## DIRECTIONS FOR THIS TASK
Transcribe all of the records word for word, but omit the pictures.

## AVAILABLE DATA

◇ ◇ ◇ ◇ ◇ ◇ ◇

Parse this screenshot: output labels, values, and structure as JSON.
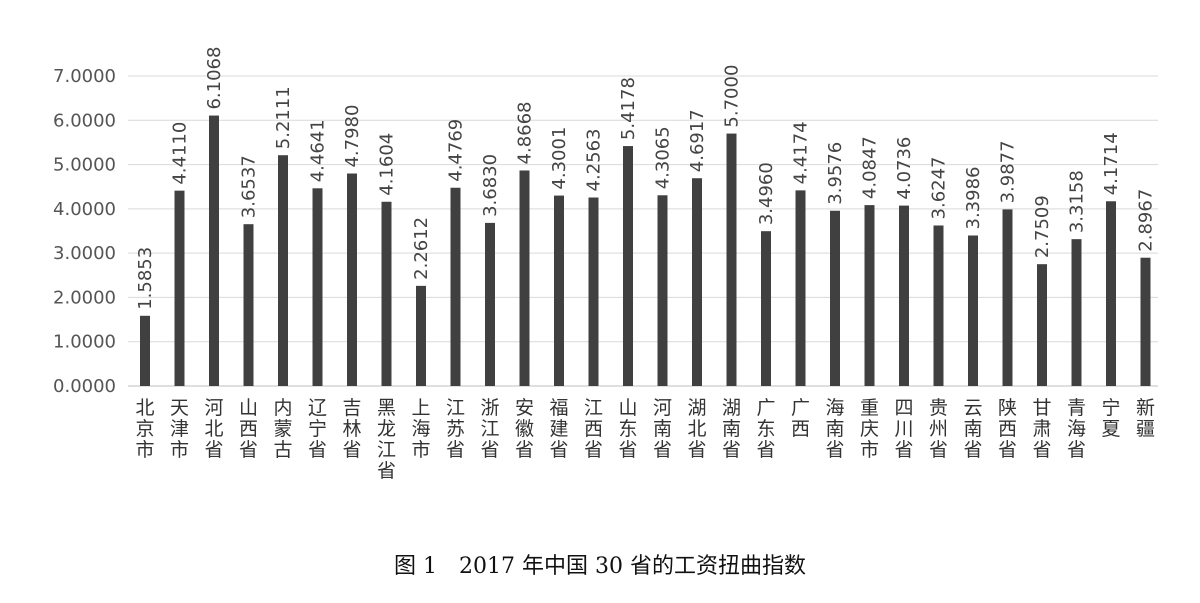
{
  "figure": {
    "caption": "图 1　2017 年中国 30 省的工资扭曲指数"
  },
  "colors": {
    "bar": "#404040",
    "grid": "#d9d9d9",
    "axis": "#bfbfbf"
  },
  "chart_data": {
    "type": "bar",
    "title": "",
    "xlabel": "",
    "ylabel": "",
    "ylim": [
      0,
      7
    ],
    "yticks": [
      "0.0000",
      "1.0000",
      "2.0000",
      "3.0000",
      "4.0000",
      "5.0000",
      "6.0000",
      "7.0000"
    ],
    "grid": true,
    "categories": [
      "北京市",
      "天津市",
      "河北省",
      "山西省",
      "内蒙古",
      "辽宁省",
      "吉林省",
      "黑龙江省",
      "上海市",
      "江苏省",
      "浙江省",
      "安徽省",
      "福建省",
      "江西省",
      "山东省",
      "河南省",
      "湖北省",
      "湖南省",
      "广东省",
      "广西",
      "海南省",
      "重庆市",
      "四川省",
      "贵州省",
      "云南省",
      "陕西省",
      "甘肃省",
      "青海省",
      "宁夏",
      "新疆"
    ],
    "values": [
      1.5853,
      4.411,
      6.1068,
      3.6537,
      5.2111,
      4.4641,
      4.798,
      4.1604,
      2.2612,
      4.4769,
      3.683,
      4.8668,
      4.3001,
      4.2563,
      5.4178,
      4.3065,
      4.6917,
      5.7,
      3.496,
      4.4174,
      3.9576,
      4.0847,
      4.0736,
      3.6247,
      3.3986,
      3.9877,
      2.7509,
      3.3158,
      4.1714,
      2.8967
    ],
    "data_labels": [
      "1.5853",
      "4.4110",
      "6.1068",
      "3.6537",
      "5.2111",
      "4.4641",
      "4.7980",
      "4.1604",
      "2.2612",
      "4.4769",
      "3.6830",
      "4.8668",
      "4.3001",
      "4.2563",
      "5.4178",
      "4.3065",
      "4.6917",
      "5.7000",
      "3.4960",
      "4.4174",
      "3.9576",
      "4.0847",
      "4.0736",
      "3.6247",
      "3.3986",
      "3.9877",
      "2.7509",
      "3.3158",
      "4.1714",
      "2.8967"
    ]
  }
}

◇ ◇ ◇ ◇ ◇ ◇ ◇

## FINISHED EXERCISE
Parse this screenshot: output labels, values, and structure as JSON.
{
  "figure": {
    "caption": "图 1　2017 年中国 30 省的工资扭曲指数"
  },
  "colors": {
    "bar": "#404040",
    "grid": "#d9d9d9",
    "axis": "#bfbfbf"
  },
  "chart_data": {
    "type": "bar",
    "title": "",
    "xlabel": "",
    "ylabel": "",
    "ylim": [
      0,
      7
    ],
    "yticks": [
      "0.0000",
      "1.0000",
      "2.0000",
      "3.0000",
      "4.0000",
      "5.0000",
      "6.0000",
      "7.0000"
    ],
    "grid": true,
    "categories": [
      "北京市",
      "天津市",
      "河北省",
      "山西省",
      "内蒙古",
      "辽宁省",
      "吉林省",
      "黑龙江省",
      "上海市",
      "江苏省",
      "浙江省",
      "安徽省",
      "福建省",
      "江西省",
      "山东省",
      "河南省",
      "湖北省",
      "湖南省",
      "广东省",
      "广西",
      "海南省",
      "重庆市",
      "四川省",
      "贵州省",
      "云南省",
      "陕西省",
      "甘肃省",
      "青海省",
      "宁夏",
      "新疆"
    ],
    "values": [
      1.5853,
      4.411,
      6.1068,
      3.6537,
      5.2111,
      4.4641,
      4.798,
      4.1604,
      2.2612,
      4.4769,
      3.683,
      4.8668,
      4.3001,
      4.2563,
      5.4178,
      4.3065,
      4.6917,
      5.7,
      3.496,
      4.4174,
      3.9576,
      4.0847,
      4.0736,
      3.6247,
      3.3986,
      3.9877,
      2.7509,
      3.3158,
      4.1714,
      2.8967
    ],
    "data_labels": [
      "1.5853",
      "4.4110",
      "6.1068",
      "3.6537",
      "5.2111",
      "4.4641",
      "4.7980",
      "4.1604",
      "2.2612",
      "4.4769",
      "3.6830",
      "4.8668",
      "4.3001",
      "4.2563",
      "5.4178",
      "4.3065",
      "4.6917",
      "5.7000",
      "3.4960",
      "4.4174",
      "3.9576",
      "4.0847",
      "4.0736",
      "3.6247",
      "3.3986",
      "3.9877",
      "2.7509",
      "3.3158",
      "4.1714",
      "2.8967"
    ]
  }
}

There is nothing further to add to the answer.